- _GIVEN TASK_
Write out each line word for word. Drop pictures.

- _DATASET_

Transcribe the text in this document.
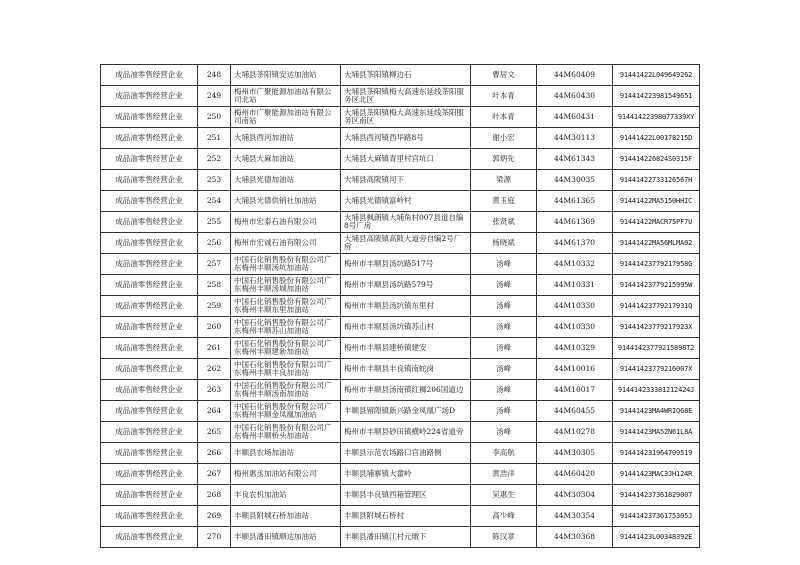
成品油零售经营企业	248	大埔县茶阳镇安达加油站	大埔县茶阳镇柳边石	曹居文	44M60409	91441422L049649262
成品油零售经营企业	249	梅州市广聚能源加油站有限公司北站	大埔县茶阳镇梅大高速东延线茶阳服务区北区	叶本青	44M60430	914414223981549651
成品油零售经营企业	250	梅州市广聚能源加油站有限公司南站	大埔县茶阳镇梅大高速东延线茶阳服务区南区	叶本青	44M60431	91441422398077339XY
成品油零售经营企业	251	大埔县西河加油站	大埔县西河镇西华路8号	谢小宏	44M30113	91441422L00178215D
成品油零售经营企业	252	大埔县大麻加油站	大埔县大麻镇青里村宫坑口	郭炳先	44M61343	914414226824S0315F
成品油零售经营企业	253	大埔县光德加油站	大埔县高陂镇河下	梁源	44M30035	91441422733126567H
成品油零售经营企业	254	大埔县光德供销社加油站	大埔县光德镇富岭村	黄玉庭	44M61365	91441422MA5150HHIC
成品油零售经营企业	255	梅州市宏泰石油有限公司	大埔县枫朗镇大埔角村007县道自编8号厂房	张贤斌	44M61369	91441422MACR75PF7U
成品油零售经营企业	256	梅州市宏诚石油有限公司	大埔县高陂镇高陂大道旁自编2号厂房	杨晓斌	44M61370	91441422MA56MLMA02
成品油零售经营企业	257	中国石化销售股份有限公司广东梅州丰顺汤坑加油站	梅州市丰顺县汤坑路517号	汤峰	44M10332	91441423779217958G
成品油零售经营企业	258	中国石化销售股份有限公司广东梅州丰顺汤城加油站	梅州市丰顺县汤坑路579号	汤峰	44M10331	91441423779215995W
成品油零售经营企业	259	中国石化销售股份有限公司广东梅州丰顺东里加油站	梅州市丰顺县汤坑镇东里村	汤峰	44M10330	91441423779217931Q
成品油零售经营企业	260	中国石化销售股份有限公司广东梅州丰顺苏山加油站	梅州市丰顺县汤坑镇苏山村	汤峰	44M10330	91441423779217923X
成品油零售经营企业	261	中国石化销售股份有限公司广东梅州丰顺建新加油站	梅州市丰顺县建桥镇建安	汤峰	44M10329	91441423779215898T2
成品油零售经营企业	262	中国石化销售股份有限公司广东梅州丰顺丰良加油站	梅州市丰顺县丰良镇南蛇岗	汤峰	44M10016	91441423779216007X
成品油零售经营企业	263	中国石化销售股份有限公司广东梅州丰顺汤南加油站	梅州市丰顺县汤南镇红狮206国道边	汤峰	44M10017	914414233381212424J
成品油零售经营企业	264	中国石化销售股份有限公司广东梅州丰顺金凤凰加油站	丰顺县留隍镇新兴路金凤凰广场D	汤峰	44M60455	91441423MA4WRIQ68E
成品油零售经营企业	265	中国石化销售股份有限公司广东梅州丰顺桥头加油站	梅州市丰顺县砂田镇横岭224省道旁	汤峰	44M10278	91441423MA52N61L8A
成品油零售经营企业	266	丰顺县农场加油站	丰顺县示范农场路口官油路侧	李高航	44M30305	91441423196470951​9
成品油零售经营企业	267	梅州惠丞加油站有限公司	丰顺县埔寨镇大畲岭	黄浩洋	44M60420	91441423MAC3JH124R
成品油零售经营企业	268	丰良农机加油站	丰顺县丰良镇西箱管理区	吴惠生	44M30304	914414237361829007
成品油零售经营企业	269	丰顺县附城石桥加油站	丰顺县附城石桥村	高少峰	44M30354	91441423736175305J
成品油零售经营企业	270	丰顺县潘田镇顺达加油站	丰顺县潘田镇江村元墩下	陈汉章	44M30368	91441423L00348392E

- _ANSWER TO THE PROBLEM_
Transcribe the text in this document.
成品油零售经营企业	248	大埔县茶阳镇安达加油站	大埔县茶阳镇柳边石	曹居文	44M60409	91441422L049649262
成品油零售经营企业	249	梅州市广聚能源加油站有限公司北站	大埔县茶阳镇梅大高速东延线茶阳服务区北区	叶本青	44M60430	914414223981549651
成品油零售经营企业	250	梅州市广聚能源加油站有限公司南站	大埔县茶阳镇梅大高速东延线茶阳服务区南区	叶本青	44M60431	91441422398077339XY
成品油零售经营企业	251	大埔县西河加油站	大埔县西河镇西华路8号	谢小宏	44M30113	91441422L00178215D
成品油零售经营企业	252	大埔县大麻加油站	大埔县大麻镇青里村宫坑口	郭炳先	44M61343	914414226824S0315F
成品油零售经营企业	253	大埔县光德加油站	大埔县高陂镇河下	梁源	44M30035	91441422733126567H
成品油零售经营企业	254	大埔县光德供销社加油站	大埔县光德镇富岭村	黄玉庭	44M61365	91441422MA5150HHIC
成品油零售经营企业	255	梅州市宏泰石油有限公司	大埔县枫朗镇大埔角村007县道自编8号厂房	张贤斌	44M61369	91441422MACR75PF7U
成品油零售经营企业	256	梅州市宏诚石油有限公司	大埔县高陂镇高陂大道旁自编2号厂房	杨晓斌	44M61370	91441422MA56MLMA02
成品油零售经营企业	257	中国石化销售股份有限公司广东梅州丰顺汤坑加油站	梅州市丰顺县汤坑路517号	汤峰	44M10332	91441423779217958G
成品油零售经营企业	258	中国石化销售股份有限公司广东梅州丰顺汤城加油站	梅州市丰顺县汤坑路579号	汤峰	44M10331	91441423779215995W
成品油零售经营企业	259	中国石化销售股份有限公司广东梅州丰顺东里加油站	梅州市丰顺县汤坑镇东里村	汤峰	44M10330	91441423779217931Q
成品油零售经营企业	260	中国石化销售股份有限公司广东梅州丰顺苏山加油站	梅州市丰顺县汤坑镇苏山村	汤峰	44M10330	91441423779217923X
成品油零售经营企业	261	中国石化销售股份有限公司广东梅州丰顺建新加油站	梅州市丰顺县建桥镇建安	汤峰	44M10329	91441423779215898T2
成品油零售经营企业	262	中国石化销售股份有限公司广东梅州丰顺丰良加油站	梅州市丰顺县丰良镇南蛇岗	汤峰	44M10016	91441423779216007X
成品油零售经营企业	263	中国石化销售股份有限公司广东梅州丰顺汤南加油站	梅州市丰顺县汤南镇红狮206国道边	汤峰	44M10017	914414233381212424J
成品油零售经营企业	264	中国石化销售股份有限公司广东梅州丰顺金凤凰加油站	丰顺县留隍镇新兴路金凤凰广场D	汤峰	44M60455	91441423MA4WRIQ68E
成品油零售经营企业	265	中国石化销售股份有限公司广东梅州丰顺桥头加油站	梅州市丰顺县砂田镇横岭224省道旁	汤峰	44M10278	91441423MA52N61L8A
成品油零售经营企业	266	丰顺县农场加油站	丰顺县示范农场路口官油路侧	李高航	44M30305	91441423196470951​9
成品油零售经营企业	267	梅州惠丞加油站有限公司	丰顺县埔寨镇大畲岭	黄浩洋	44M60420	91441423MAC3JH124R
成品油零售经营企业	268	丰良农机加油站	丰顺县丰良镇西箱管理区	吴惠生	44M30304	914414237361829007
成品油零售经营企业	269	丰顺县附城石桥加油站	丰顺县附城石桥村	高少峰	44M30354	91441423736175305J
成品油零售经营企业	270	丰顺县潘田镇顺达加油站	丰顺县潘田镇江村元墩下	陈汉章	44M30368	91441423L00348392E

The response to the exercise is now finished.